**What needs to be done**
Answer with nothing but a number: how many lines include the word "Araç"?
##### Material supplied
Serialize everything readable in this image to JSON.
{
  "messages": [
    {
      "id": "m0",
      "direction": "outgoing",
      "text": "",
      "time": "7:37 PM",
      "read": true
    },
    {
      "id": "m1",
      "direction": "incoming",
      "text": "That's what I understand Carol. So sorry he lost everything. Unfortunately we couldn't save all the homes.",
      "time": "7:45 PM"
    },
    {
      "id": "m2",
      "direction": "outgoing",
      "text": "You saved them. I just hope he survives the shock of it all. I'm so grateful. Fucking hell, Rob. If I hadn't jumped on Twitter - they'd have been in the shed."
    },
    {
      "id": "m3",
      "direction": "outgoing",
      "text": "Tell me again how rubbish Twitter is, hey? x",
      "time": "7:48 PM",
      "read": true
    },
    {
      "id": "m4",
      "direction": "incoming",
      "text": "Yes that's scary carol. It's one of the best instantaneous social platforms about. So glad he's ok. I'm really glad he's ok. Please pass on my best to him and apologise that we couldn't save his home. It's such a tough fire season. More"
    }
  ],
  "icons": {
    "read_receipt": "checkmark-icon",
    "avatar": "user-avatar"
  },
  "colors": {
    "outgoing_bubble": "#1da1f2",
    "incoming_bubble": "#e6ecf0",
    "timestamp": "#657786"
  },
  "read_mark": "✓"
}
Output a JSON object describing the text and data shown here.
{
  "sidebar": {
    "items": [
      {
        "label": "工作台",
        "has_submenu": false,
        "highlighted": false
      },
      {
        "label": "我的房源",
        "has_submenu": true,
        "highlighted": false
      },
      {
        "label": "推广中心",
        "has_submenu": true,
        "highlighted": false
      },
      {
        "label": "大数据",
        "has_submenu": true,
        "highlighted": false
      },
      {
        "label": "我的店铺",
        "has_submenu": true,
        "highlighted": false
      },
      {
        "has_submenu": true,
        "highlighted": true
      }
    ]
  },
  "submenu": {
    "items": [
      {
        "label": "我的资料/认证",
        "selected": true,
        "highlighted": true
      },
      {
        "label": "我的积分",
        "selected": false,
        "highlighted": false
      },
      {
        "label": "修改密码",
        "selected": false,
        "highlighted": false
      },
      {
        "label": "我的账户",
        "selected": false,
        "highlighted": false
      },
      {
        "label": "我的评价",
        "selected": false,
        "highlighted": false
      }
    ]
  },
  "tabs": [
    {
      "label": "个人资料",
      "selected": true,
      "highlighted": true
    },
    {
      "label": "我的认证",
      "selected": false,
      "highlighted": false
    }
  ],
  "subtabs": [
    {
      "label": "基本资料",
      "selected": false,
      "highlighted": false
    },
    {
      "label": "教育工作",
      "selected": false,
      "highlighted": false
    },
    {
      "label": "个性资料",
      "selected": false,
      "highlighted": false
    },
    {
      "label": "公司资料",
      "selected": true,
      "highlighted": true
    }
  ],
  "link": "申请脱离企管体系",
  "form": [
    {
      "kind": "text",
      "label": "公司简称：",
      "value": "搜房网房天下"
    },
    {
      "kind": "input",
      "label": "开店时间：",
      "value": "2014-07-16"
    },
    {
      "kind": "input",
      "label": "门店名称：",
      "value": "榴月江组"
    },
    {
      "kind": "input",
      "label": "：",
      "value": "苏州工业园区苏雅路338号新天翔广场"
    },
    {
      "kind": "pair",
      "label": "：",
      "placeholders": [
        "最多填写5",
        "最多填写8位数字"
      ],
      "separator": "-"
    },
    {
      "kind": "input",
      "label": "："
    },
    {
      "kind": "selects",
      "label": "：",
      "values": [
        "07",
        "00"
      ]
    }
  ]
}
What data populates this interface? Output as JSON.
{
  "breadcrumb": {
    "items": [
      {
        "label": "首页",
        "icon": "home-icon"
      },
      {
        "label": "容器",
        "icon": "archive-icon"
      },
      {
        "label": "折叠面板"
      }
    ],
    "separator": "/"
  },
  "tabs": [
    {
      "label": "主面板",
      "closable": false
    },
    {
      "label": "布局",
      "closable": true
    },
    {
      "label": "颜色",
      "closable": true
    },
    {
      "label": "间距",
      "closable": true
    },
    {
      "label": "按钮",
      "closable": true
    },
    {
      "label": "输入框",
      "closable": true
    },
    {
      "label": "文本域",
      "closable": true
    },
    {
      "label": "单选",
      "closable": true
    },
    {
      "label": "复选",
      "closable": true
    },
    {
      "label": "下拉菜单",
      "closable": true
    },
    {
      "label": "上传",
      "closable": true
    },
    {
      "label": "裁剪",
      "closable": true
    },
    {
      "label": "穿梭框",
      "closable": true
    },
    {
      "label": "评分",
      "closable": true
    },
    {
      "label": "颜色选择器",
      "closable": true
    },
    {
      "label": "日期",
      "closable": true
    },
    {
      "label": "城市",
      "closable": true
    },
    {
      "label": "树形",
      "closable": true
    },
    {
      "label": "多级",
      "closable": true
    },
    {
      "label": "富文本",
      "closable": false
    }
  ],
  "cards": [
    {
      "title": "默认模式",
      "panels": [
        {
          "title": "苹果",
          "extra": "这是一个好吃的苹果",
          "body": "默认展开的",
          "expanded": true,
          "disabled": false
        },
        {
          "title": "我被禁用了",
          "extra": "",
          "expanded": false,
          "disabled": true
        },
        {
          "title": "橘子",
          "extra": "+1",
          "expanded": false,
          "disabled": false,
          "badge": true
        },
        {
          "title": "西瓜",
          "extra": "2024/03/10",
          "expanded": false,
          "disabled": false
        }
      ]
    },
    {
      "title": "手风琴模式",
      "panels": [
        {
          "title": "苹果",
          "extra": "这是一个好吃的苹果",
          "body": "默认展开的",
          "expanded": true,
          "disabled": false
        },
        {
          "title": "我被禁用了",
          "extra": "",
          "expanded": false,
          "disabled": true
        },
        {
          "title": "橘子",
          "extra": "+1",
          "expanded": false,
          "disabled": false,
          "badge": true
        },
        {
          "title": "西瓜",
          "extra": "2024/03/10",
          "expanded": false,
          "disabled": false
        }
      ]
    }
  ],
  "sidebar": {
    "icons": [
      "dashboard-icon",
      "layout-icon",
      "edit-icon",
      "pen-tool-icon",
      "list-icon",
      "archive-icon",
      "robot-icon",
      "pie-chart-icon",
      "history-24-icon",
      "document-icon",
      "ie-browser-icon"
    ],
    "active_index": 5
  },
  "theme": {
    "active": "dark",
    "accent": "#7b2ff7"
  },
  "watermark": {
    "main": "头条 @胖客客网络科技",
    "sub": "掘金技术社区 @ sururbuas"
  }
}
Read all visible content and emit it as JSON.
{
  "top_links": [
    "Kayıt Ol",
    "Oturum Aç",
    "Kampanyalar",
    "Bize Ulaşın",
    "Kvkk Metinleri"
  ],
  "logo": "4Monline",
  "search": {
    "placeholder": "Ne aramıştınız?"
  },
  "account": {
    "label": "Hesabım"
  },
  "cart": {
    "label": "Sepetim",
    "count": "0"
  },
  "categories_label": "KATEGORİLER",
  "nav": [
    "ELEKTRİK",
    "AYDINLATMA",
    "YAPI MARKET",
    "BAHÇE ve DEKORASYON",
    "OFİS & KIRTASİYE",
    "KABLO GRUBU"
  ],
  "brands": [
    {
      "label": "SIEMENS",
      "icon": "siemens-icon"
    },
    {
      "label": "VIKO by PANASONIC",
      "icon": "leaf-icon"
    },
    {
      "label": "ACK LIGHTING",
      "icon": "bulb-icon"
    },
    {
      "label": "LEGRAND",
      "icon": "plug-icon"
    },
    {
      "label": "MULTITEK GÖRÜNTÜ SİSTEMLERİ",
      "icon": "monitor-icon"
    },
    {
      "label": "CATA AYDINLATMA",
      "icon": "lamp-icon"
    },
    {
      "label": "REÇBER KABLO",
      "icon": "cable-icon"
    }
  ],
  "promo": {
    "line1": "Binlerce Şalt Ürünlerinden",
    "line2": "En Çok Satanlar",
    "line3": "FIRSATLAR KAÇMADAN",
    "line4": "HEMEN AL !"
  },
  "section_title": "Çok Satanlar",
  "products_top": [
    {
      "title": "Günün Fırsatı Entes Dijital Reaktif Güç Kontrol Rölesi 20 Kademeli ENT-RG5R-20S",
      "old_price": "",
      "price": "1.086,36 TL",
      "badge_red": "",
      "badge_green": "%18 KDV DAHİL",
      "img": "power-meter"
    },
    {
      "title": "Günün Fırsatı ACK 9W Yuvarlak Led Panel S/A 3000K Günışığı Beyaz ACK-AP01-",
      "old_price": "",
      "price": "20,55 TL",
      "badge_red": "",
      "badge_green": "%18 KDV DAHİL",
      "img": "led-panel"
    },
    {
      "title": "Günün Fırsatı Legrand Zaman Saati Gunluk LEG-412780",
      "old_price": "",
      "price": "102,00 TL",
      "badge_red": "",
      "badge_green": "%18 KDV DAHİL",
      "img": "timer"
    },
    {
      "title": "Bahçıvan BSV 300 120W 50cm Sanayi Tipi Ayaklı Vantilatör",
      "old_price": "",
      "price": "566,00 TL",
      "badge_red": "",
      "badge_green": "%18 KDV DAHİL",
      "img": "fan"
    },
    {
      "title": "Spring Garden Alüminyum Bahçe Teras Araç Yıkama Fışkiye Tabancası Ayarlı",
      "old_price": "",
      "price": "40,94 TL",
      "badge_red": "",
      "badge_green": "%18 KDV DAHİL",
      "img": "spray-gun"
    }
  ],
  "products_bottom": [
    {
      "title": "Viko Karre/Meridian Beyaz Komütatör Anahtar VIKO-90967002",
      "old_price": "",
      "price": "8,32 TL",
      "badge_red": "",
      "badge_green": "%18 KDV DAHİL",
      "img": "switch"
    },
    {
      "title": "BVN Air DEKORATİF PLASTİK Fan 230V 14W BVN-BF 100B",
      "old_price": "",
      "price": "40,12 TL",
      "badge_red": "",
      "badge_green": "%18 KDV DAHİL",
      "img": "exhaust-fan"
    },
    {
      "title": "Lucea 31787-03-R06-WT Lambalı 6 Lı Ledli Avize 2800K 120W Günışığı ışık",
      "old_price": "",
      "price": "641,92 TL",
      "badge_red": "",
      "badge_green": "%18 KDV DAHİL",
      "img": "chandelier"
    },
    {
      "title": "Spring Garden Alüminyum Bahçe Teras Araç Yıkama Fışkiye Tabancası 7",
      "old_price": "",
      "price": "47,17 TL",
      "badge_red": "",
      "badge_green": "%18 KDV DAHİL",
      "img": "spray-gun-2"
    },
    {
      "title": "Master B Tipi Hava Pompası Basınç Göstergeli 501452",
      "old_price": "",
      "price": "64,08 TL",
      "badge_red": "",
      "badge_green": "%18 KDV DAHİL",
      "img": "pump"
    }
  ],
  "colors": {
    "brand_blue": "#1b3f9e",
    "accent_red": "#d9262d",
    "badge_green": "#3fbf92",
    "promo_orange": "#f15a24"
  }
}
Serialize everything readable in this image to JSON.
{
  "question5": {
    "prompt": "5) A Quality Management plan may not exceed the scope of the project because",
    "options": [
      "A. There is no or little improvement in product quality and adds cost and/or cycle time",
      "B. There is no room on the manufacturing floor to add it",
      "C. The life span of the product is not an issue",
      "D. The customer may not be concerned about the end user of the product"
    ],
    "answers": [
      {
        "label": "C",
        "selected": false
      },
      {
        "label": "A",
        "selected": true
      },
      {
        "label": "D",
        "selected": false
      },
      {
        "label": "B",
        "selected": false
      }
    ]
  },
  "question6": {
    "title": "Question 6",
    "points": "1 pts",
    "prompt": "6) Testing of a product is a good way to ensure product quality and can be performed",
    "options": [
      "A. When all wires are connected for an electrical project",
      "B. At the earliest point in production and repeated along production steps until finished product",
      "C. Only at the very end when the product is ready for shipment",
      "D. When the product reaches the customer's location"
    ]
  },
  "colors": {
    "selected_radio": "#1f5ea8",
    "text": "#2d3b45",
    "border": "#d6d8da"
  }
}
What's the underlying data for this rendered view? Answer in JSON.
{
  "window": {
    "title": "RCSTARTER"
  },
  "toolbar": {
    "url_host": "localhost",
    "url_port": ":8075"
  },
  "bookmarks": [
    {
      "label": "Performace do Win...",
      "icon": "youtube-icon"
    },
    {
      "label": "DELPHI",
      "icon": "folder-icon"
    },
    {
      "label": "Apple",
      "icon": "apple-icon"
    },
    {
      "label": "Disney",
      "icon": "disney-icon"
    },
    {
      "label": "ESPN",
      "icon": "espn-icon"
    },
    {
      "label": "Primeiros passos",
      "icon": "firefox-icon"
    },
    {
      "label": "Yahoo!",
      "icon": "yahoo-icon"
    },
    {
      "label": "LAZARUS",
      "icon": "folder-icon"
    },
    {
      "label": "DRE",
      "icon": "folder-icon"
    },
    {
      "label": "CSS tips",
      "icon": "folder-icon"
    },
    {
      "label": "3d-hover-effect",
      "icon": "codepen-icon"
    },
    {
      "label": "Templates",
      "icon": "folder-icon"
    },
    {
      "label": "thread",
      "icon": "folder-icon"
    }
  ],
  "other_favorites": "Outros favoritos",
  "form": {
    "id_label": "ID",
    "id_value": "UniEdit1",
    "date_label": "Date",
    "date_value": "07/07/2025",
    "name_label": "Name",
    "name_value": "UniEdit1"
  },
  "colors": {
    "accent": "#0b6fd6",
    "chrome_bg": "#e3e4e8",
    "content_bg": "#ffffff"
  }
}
##########
**Completed exercise**
2